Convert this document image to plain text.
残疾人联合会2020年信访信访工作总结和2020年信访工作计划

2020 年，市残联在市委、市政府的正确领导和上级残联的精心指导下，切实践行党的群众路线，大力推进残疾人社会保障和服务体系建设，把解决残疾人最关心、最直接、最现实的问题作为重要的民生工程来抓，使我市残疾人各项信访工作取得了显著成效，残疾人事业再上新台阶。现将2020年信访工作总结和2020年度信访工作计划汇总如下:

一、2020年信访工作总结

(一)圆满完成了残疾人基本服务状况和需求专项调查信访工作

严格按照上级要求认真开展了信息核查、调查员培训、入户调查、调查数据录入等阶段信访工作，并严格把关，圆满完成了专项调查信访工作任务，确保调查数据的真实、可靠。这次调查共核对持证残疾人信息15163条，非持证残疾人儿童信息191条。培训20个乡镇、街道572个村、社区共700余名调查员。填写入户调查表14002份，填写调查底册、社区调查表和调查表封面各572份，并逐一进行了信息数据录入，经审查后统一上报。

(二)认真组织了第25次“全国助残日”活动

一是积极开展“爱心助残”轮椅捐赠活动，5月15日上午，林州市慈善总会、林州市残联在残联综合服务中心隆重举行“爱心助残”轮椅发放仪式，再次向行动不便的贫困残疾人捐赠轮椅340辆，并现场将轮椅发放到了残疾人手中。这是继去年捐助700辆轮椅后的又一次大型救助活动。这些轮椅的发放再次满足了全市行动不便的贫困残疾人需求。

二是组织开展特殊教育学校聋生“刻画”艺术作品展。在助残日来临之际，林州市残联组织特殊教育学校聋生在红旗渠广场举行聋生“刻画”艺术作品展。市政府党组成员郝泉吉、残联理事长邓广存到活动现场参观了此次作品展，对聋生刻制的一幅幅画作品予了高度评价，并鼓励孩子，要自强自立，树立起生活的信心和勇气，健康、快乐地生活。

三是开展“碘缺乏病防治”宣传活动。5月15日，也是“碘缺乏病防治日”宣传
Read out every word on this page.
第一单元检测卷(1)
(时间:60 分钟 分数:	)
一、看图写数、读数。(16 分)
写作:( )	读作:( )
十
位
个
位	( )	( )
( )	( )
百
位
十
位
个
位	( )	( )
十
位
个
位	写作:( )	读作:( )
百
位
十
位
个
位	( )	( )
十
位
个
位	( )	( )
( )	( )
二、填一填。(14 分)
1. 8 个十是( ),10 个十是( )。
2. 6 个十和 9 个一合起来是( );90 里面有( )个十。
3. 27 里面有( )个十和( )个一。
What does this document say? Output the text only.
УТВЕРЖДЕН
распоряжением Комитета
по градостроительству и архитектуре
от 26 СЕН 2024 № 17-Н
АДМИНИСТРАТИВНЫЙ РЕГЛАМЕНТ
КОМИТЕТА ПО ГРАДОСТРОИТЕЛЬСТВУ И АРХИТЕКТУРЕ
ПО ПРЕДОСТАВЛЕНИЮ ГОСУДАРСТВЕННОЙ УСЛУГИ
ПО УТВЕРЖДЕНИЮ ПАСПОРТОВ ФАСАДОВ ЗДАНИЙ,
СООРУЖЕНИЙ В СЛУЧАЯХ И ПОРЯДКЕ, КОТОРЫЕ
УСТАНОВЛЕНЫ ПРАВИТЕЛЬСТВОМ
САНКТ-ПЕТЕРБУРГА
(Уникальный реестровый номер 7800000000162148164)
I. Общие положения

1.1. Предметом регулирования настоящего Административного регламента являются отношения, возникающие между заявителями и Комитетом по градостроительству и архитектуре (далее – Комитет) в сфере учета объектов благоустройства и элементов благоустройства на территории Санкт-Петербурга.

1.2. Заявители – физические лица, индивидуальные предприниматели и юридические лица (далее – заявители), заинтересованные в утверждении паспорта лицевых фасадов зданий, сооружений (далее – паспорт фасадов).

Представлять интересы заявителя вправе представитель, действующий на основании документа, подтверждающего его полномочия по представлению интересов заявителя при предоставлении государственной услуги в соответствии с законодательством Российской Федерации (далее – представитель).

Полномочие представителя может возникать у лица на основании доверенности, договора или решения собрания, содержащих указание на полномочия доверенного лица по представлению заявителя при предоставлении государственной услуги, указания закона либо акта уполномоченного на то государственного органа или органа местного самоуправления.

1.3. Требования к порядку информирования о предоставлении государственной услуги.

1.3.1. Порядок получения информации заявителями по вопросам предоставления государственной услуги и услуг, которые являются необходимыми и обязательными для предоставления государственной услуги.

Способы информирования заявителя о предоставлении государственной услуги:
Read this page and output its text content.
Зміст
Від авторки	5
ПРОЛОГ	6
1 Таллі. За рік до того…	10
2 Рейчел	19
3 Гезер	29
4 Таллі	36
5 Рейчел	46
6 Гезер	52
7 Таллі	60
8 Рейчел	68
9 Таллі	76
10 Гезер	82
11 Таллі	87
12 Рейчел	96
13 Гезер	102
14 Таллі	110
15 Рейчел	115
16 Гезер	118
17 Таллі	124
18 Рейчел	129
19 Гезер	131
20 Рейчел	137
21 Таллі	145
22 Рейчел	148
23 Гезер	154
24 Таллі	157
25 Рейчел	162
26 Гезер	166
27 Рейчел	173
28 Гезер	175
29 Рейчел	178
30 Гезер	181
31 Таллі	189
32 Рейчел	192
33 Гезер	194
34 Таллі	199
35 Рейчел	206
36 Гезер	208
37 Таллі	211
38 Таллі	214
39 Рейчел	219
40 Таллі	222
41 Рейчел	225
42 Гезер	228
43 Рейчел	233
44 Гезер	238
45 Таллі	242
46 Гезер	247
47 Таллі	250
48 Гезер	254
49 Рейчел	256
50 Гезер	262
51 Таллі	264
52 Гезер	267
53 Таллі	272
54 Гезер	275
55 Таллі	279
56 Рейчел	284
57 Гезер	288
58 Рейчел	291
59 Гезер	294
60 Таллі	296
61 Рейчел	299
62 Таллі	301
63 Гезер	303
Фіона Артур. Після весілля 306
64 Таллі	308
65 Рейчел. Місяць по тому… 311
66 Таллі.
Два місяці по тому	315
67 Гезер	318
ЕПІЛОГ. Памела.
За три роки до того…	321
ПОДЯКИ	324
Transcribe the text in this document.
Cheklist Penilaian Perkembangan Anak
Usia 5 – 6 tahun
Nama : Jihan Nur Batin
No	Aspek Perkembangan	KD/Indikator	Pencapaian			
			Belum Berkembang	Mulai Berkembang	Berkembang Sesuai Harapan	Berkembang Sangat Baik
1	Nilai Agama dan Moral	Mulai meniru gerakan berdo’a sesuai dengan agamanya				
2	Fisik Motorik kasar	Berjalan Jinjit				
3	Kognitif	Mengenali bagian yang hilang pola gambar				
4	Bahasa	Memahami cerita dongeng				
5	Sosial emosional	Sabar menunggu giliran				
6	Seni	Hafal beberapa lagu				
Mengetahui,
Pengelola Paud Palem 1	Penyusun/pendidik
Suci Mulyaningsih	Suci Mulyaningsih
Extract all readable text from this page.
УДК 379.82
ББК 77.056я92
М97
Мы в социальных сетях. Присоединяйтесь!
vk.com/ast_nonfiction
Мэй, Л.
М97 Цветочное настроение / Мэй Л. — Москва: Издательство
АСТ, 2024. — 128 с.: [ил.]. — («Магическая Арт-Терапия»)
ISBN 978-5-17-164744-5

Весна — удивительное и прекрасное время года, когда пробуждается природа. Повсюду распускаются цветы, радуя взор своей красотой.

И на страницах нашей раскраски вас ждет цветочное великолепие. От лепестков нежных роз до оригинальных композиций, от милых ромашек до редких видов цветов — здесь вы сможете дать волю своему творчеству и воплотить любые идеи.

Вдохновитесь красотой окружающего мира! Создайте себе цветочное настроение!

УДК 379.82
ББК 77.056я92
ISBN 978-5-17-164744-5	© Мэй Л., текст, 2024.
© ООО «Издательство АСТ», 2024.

□ □ □ □ □

### WRITTEN TASK:
Give back all the data exactly as written.

### OUTPUT FOR THIS TASK:
Convert this document image to plain text.
残疾人联合会2020年信访信访工作总结和2020年信访工作计划

2020 年，市残联在市委、市政府的正确领导和上级残联的精心指导下，切实践行党的群众路线，大力推进残疾人社会保障和服务体系建设，把解决残疾人最关心、最直接、最现实的问题作为重要的民生工程来抓，使我市残疾人各项信访工作取得了显著成效，残疾人事业再上新台阶。现将2020年信访工作总结和2020年度信访工作计划汇总如下:

一、2020年信访工作总结

(一)圆满完成了残疾人基本服务状况和需求专项调查信访工作

严格按照上级要求认真开展了信息核查、调查员培训、入户调查、调查数据录入等阶段信访工作，并严格把关，圆满完成了专项调查信访工作任务，确保调查数据的真实、可靠。这次调查共核对持证残疾人信息15163条，非持证残疾人儿童信息191条。培训20个乡镇、街道572个村、社区共700余名调查员。填写入户调查表14002份，填写调查底册、社区调查表和调查表封面各572份，并逐一进行了信息数据录入，经审查后统一上报。

(二)认真组织了第25次“全国助残日”活动

一是积极开展“爱心助残”轮椅捐赠活动，5月15日上午，林州市慈善总会、林州市残联在残联综合服务中心隆重举行“爱心助残”轮椅发放仪式，再次向行动不便的贫困残疾人捐赠轮椅340辆，并现场将轮椅发放到了残疾人手中。这是继去年捐助700辆轮椅后的又一次大型救助活动。这些轮椅的发放再次满足了全市行动不便的贫困残疾人需求。

二是组织开展特殊教育学校聋生“刻画”艺术作品展。在助残日来临之际，林州市残联组织特殊教育学校聋生在红旗渠广场举行聋生“刻画”艺术作品展。市政府党组成员郝泉吉、残联理事长邓广存到活动现场参观了此次作品展，对聋生刻制的一幅幅画作品予了高度评价，并鼓励孩子，要自强自立，树立起生活的信心和勇气，健康、快乐地生活。

三是开展“碘缺乏病防治”宣传活动。5月15日，也是“碘缺乏病防治日”宣传
Read out every word on this page.
第一单元检测卷(1)
(时间:60 分钟 分数:	)
一、看图写数、读数。(16 分)
写作:( )	读作:( )
十
位
个
位	( )	( )
( )	( )
百
位
十
位
个
位	( )	( )
十
位
个
位	写作:( )	读作:( )
百
位
十
位
个
位	( )	( )
十
位
个
位	( )	( )
( )	( )
二、填一填。(14 分)
1. 8 个十是( ),10 个十是( )。
2. 6 个十和 9 个一合起来是( );90 里面有( )个十。
3. 27 里面有( )个十和( )个一。
What does this document say? Output the text only.
УТВЕРЖДЕН
распоряжением Комитета
по градостроительству и архитектуре
от 26 СЕН 2024 № 17-Н
АДМИНИСТРАТИВНЫЙ РЕГЛАМЕНТ
КОМИТЕТА ПО ГРАДОСТРОИТЕЛЬСТВУ И АРХИТЕКТУРЕ
ПО ПРЕДОСТАВЛЕНИЮ ГОСУДАРСТВЕННОЙ УСЛУГИ
ПО УТВЕРЖДЕНИЮ ПАСПОРТОВ ФАСАДОВ ЗДАНИЙ,
СООРУЖЕНИЙ В СЛУЧАЯХ И ПОРЯДКЕ, КОТОРЫЕ
УСТАНОВЛЕНЫ ПРАВИТЕЛЬСТВОМ
САНКТ-ПЕТЕРБУРГА
(Уникальный реестровый номер 7800000000162148164)
I. Общие положения

1.1. Предметом регулирования настоящего Административного регламента являются отношения, возникающие между заявителями и Комитетом по градостроительству и архитектуре (далее – Комитет) в сфере учета объектов благоустройства и элементов благоустройства на территории Санкт-Петербурга.

1.2. Заявители – физические лица, индивидуальные предприниматели и юридические лица (далее – заявители), заинтересованные в утверждении паспорта лицевых фасадов зданий, сооружений (далее – паспорт фасадов).

Представлять интересы заявителя вправе представитель, действующий на основании документа, подтверждающего его полномочия по представлению интересов заявителя при предоставлении государственной услуги в соответствии с законодательством Российской Федерации (далее – представитель).

Полномочие представителя может возникать у лица на основании доверенности, договора или решения собрания, содержащих указание на полномочия доверенного лица по представлению заявителя при предоставлении государственной услуги, указания закона либо акта уполномоченного на то государственного органа или органа местного самоуправления.

1.3. Требования к порядку информирования о предоставлении государственной услуги.

1.3.1. Порядок получения информации заявителями по вопросам предоставления государственной услуги и услуг, которые являются необходимыми и обязательными для предоставления государственной услуги.

Способы информирования заявителя о предоставлении государственной услуги:
Read this page and output its text content.
Зміст
Від авторки	5
ПРОЛОГ	6
1 Таллі. За рік до того…	10
2 Рейчел	19
3 Гезер	29
4 Таллі	36
5 Рейчел	46
6 Гезер	52
7 Таллі	60
8 Рейчел	68
9 Таллі	76
10 Гезер	82
11 Таллі	87
12 Рейчел	96
13 Гезер	102
14 Таллі	110
15 Рейчел	115
16 Гезер	118
17 Таллі	124
18 Рейчел	129
19 Гезер	131
20 Рейчел	137
21 Таллі	145
22 Рейчел	148
23 Гезер	154
24 Таллі	157
25 Рейчел	162
26 Гезер	166
27 Рейчел	173
28 Гезер	175
29 Рейчел	178
30 Гезер	181
31 Таллі	189
32 Рейчел	192
33 Гезер	194
34 Таллі	199
35 Рейчел	206
36 Гезер	208
37 Таллі	211
38 Таллі	214
39 Рейчел	219
40 Таллі	222
41 Рейчел	225
42 Гезер	228
43 Рейчел	233
44 Гезер	238
45 Таллі	242
46 Гезер	247
47 Таллі	250
48 Гезер	254
49 Рейчел	256
50 Гезер	262
51 Таллі	264
52 Гезер	267
53 Таллі	272
54 Гезер	275
55 Таллі	279
56 Рейчел	284
57 Гезер	288
58 Рейчел	291
59 Гезер	294
60 Таллі	296
61 Рейчел	299
62 Таллі	301
63 Гезер	303
Фіона Артур. Після весілля 306
64 Таллі	308
65 Рейчел. Місяць по тому… 311
66 Таллі.
Два місяці по тому	315
67 Гезер	318
ЕПІЛОГ. Памела.
За три роки до того…	321
ПОДЯКИ	324
Transcribe the text in this document.
Cheklist Penilaian Perkembangan Anak
Usia 5 – 6 tahun
Nama : Jihan Nur Batin
No	Aspek Perkembangan	KD/Indikator	Pencapaian			
			Belum Berkembang	Mulai Berkembang	Berkembang Sesuai Harapan	Berkembang Sangat Baik
1	Nilai Agama dan Moral	Mulai meniru gerakan berdo’a sesuai dengan agamanya				
2	Fisik Motorik kasar	Berjalan Jinjit				
3	Kognitif	Mengenali bagian yang hilang pola gambar				
4	Bahasa	Memahami cerita dongeng				
5	Sosial emosional	Sabar menunggu giliran				
6	Seni	Hafal beberapa lagu				
Mengetahui,
Pengelola Paud Palem 1	Penyusun/pendidik
Suci Mulyaningsih	Suci Mulyaningsih
Extract all readable text from this page.
УДК 379.82
ББК 77.056я92
М97
Мы в социальных сетях. Присоединяйтесь!
vk.com/ast_nonfiction
Мэй, Л.
М97 Цветочное настроение / Мэй Л. — Москва: Издательство
АСТ, 2024. — 128 с.: [ил.]. — («Магическая Арт-Терапия»)
ISBN 978-5-17-164744-5

Весна — удивительное и прекрасное время года, когда пробуждается природа. Повсюду распускаются цветы, радуя взор своей красотой.

И на страницах нашей раскраски вас ждет цветочное великолепие. От лепестков нежных роз до оригинальных композиций, от милых ромашек до редких видов цветов — здесь вы сможете дать волю своему творчеству и воплотить любые идеи.

Вдохновитесь красотой окружающего мира! Создайте себе цветочное настроение!

УДК 379.82
ББК 77.056я92
ISBN 978-5-17-164744-5	© Мэй Л., текст, 2024.
© ООО «Издательство АСТ», 2024.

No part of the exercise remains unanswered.